Listing =
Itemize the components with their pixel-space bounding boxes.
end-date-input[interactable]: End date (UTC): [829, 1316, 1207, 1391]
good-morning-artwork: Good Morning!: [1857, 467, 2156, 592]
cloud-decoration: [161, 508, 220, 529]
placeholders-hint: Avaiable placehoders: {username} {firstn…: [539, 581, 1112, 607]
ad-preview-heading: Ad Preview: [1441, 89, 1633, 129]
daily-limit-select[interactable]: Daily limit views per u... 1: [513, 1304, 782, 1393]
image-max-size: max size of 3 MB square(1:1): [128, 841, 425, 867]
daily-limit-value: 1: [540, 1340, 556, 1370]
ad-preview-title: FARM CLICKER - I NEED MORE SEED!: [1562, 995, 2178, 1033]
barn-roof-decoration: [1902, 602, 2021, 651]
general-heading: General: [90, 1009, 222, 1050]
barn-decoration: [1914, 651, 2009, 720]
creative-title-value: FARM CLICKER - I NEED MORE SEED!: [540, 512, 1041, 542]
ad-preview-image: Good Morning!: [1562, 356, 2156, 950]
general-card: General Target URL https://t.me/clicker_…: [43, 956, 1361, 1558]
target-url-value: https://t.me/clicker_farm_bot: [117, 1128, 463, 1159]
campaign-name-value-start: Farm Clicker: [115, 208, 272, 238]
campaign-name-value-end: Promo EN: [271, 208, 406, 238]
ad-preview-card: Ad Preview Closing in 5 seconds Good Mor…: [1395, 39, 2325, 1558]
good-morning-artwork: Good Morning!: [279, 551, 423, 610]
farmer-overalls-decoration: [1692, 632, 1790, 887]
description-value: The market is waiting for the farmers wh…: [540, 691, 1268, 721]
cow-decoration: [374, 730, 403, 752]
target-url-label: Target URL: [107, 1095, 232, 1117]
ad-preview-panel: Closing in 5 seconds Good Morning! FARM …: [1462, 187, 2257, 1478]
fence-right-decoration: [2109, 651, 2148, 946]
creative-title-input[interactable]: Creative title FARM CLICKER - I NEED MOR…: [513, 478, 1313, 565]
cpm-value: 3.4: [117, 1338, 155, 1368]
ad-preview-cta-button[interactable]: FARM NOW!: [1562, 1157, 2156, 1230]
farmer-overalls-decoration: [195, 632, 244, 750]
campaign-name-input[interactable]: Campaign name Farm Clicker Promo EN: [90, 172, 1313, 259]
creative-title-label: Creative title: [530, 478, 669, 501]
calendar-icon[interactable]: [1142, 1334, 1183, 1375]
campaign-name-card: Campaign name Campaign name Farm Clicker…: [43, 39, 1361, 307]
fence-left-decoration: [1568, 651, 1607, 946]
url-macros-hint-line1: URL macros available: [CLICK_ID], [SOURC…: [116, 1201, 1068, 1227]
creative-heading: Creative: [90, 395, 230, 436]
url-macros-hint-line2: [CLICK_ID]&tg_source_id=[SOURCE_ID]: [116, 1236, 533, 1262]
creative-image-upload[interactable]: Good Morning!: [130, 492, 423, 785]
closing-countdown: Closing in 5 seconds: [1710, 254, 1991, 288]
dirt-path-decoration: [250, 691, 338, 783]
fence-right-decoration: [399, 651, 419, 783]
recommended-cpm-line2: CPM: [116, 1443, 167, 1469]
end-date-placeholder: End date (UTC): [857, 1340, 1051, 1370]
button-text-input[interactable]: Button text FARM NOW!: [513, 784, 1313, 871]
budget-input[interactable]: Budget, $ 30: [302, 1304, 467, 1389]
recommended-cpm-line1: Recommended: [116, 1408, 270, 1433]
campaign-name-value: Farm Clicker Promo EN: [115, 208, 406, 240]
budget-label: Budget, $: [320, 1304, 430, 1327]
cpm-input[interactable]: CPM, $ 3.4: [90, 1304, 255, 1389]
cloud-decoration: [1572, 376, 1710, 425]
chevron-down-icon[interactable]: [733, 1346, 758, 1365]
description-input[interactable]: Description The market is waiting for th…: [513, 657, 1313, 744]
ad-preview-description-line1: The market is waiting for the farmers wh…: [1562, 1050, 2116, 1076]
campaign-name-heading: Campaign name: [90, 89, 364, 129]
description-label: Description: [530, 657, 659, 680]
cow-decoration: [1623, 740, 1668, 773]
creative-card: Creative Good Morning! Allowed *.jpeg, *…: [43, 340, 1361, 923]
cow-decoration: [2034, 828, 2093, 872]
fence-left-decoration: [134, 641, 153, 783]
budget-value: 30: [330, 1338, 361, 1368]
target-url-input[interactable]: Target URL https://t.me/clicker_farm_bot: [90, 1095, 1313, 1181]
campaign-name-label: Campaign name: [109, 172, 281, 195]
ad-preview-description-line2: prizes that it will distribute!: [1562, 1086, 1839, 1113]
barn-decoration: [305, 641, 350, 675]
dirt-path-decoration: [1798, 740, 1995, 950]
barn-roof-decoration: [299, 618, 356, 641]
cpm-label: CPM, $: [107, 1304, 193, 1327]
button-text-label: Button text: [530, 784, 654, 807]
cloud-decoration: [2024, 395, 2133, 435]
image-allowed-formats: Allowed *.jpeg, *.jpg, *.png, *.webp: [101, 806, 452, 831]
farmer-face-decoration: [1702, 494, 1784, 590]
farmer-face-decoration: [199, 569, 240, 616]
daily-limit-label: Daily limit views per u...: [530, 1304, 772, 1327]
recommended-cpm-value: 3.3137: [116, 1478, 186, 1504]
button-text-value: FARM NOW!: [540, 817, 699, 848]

Problem statement =
Format the lines of every item above as a single numbered list, omitting any blank lines.

Written answer =
1. Itemize the components with their pixel-space bounding boxes.
2. end-date-input[interactable]: End date (UTC): [829, 1316, 1207, 1391]
3. good-morning-artwork: Good Morning!: [1857, 467, 2156, 592]
4. cloud-decoration: [161, 508, 220, 529]
5. placeholders-hint: Avaiable placehoders: {username} {firstn…: [539, 581, 1112, 607]
6. ad-preview-heading: Ad Preview: [1441, 89, 1633, 129]
7. daily-limit-select[interactable]: Daily limit views per u... 1: [513, 1304, 782, 1393]
8. image-max-size: max size of 3 MB square(1:1): [128, 841, 425, 867]
9. daily-limit-value: 1: [540, 1340, 556, 1370]
10. ad-preview-title: FARM CLICKER - I NEED MORE SEED!: [1562, 995, 2178, 1033]
11. barn-roof-decoration: [1902, 602, 2021, 651]
12. general-heading: General: [90, 1009, 222, 1050]
13. barn-decoration: [1914, 651, 2009, 720]
14. creative-title-value: FARM CLICKER - I NEED MORE SEED!: [540, 512, 1041, 542]
15. ad-preview-image: Good Morning!: [1562, 356, 2156, 950]
16. general-card: General Target URL https://t.me/clicker_…: [43, 956, 1361, 1558]
17. target-url-value: https://t.me/clicker_farm_bot: [117, 1128, 463, 1159]
18. campaign-name-value-start: Farm Clicker: [115, 208, 272, 238]
19. campaign-name-value-end: Promo EN: [271, 208, 406, 238]
20. ad-preview-card: Ad Preview Closing in 5 seconds Good Mor…: [1395, 39, 2325, 1558]
21. good-morning-artwork: Good Morning!: [279, 551, 423, 610]
22. farmer-overalls-decoration: [1692, 632, 1790, 887]
23. description-value: The market is waiting for the farmers wh…: [540, 691, 1268, 721]
24. cow-decoration: [374, 730, 403, 752]
25. target-url-label: Target URL: [107, 1095, 232, 1117]
26. ad-preview-panel: Closing in 5 seconds Good Morning! FARM …: [1462, 187, 2257, 1478]
27. fence-right-decoration: [2109, 651, 2148, 946]
28. creative-title-input[interactable]: Creative title FARM CLICKER - I NEED MOR…: [513, 478, 1313, 565]
29. cpm-value: 3.4: [117, 1338, 155, 1368]
30. ad-preview-cta-button[interactable]: FARM NOW!: [1562, 1157, 2156, 1230]
31. farmer-overalls-decoration: [195, 632, 244, 750]
32. campaign-name-input[interactable]: Campaign name Farm Clicker Promo EN: [90, 172, 1313, 259]
33. creative-title-label: Creative title: [530, 478, 669, 501]
34. calendar-icon[interactable]: [1142, 1334, 1183, 1375]
35. campaign-name-card: Campaign name Campaign name Farm Clicker…: [43, 39, 1361, 307]
36. fence-left-decoration: [1568, 651, 1607, 946]
37. url-macros-hint-line1: URL macros available: [CLICK_ID], [SOURC…: [116, 1201, 1068, 1227]
38. creative-heading: Creative: [90, 395, 230, 436]
39. url-macros-hint-line2: [CLICK_ID]&tg_source_id=[SOURCE_ID]: [116, 1236, 533, 1262]
40. creative-image-upload[interactable]: Good Morning!: [130, 492, 423, 785]
41. closing-countdown: Closing in 5 seconds: [1710, 254, 1991, 288]
42. dirt-path-decoration: [250, 691, 338, 783]
43. fence-right-decoration: [399, 651, 419, 783]
44. recommended-cpm-line2: CPM: [116, 1443, 167, 1469]
45. end-date-placeholder: End date (UTC): [857, 1340, 1051, 1370]
46. button-text-input[interactable]: Button text FARM NOW!: [513, 784, 1313, 871]
47. budget-input[interactable]: Budget, $ 30: [302, 1304, 467, 1389]
48. recommended-cpm-line1: Recommended: [116, 1408, 270, 1433]
49. campaign-name-value: Farm Clicker Promo EN: [115, 208, 406, 240]
50. budget-label: Budget, $: [320, 1304, 430, 1327]
51. cpm-input[interactable]: CPM, $ 3.4: [90, 1304, 255, 1389]
52. cloud-decoration: [1572, 376, 1710, 425]
53. chevron-down-icon[interactable]: [733, 1346, 758, 1365]
54. description-input[interactable]: Description The market is waiting for th…: [513, 657, 1313, 744]
55. ad-preview-description-line1: The market is waiting for the farmers wh…: [1562, 1050, 2116, 1076]
56. campaign-name-heading: Campaign name: [90, 89, 364, 129]
57. description-label: Description: [530, 657, 659, 680]
58. cow-decoration: [1623, 740, 1668, 773]
59. creative-card: Creative Good Morning! Allowed *.jpeg, *…: [43, 340, 1361, 923]
60. cow-decoration: [2034, 828, 2093, 872]
61. fence-left-decoration: [134, 641, 153, 783]
62. budget-value: 30: [330, 1338, 361, 1368]
63. target-url-input[interactable]: Target URL https://t.me/clicker_farm_bot: [90, 1095, 1313, 1181]
64. campaign-name-label: Campaign name: [109, 172, 281, 195]
65. ad-preview-description-line2: prizes that it will distribute!: [1562, 1086, 1839, 1113]
66. barn-decoration: [305, 641, 350, 675]
67. dirt-path-decoration: [1798, 740, 1995, 950]
68. barn-roof-decoration: [299, 618, 356, 641]
69. cpm-label: CPM, $: [107, 1304, 193, 1327]
70. button-text-label: Button text: [530, 784, 654, 807]
71. cloud-decoration: [2024, 395, 2133, 435]
72. image-allowed-formats: Allowed *.jpeg, *.jpg, *.png, *.webp: [101, 806, 452, 831]
73. farmer-face-decoration: [1702, 494, 1784, 590]
74. farmer-face-decoration: [199, 569, 240, 616]
75. daily-limit-label: Daily limit views per u...: [530, 1304, 772, 1327]
76. recommended-cpm-value: 3.3137: [116, 1478, 186, 1504]
77. button-text-value: FARM NOW!: [540, 817, 699, 848]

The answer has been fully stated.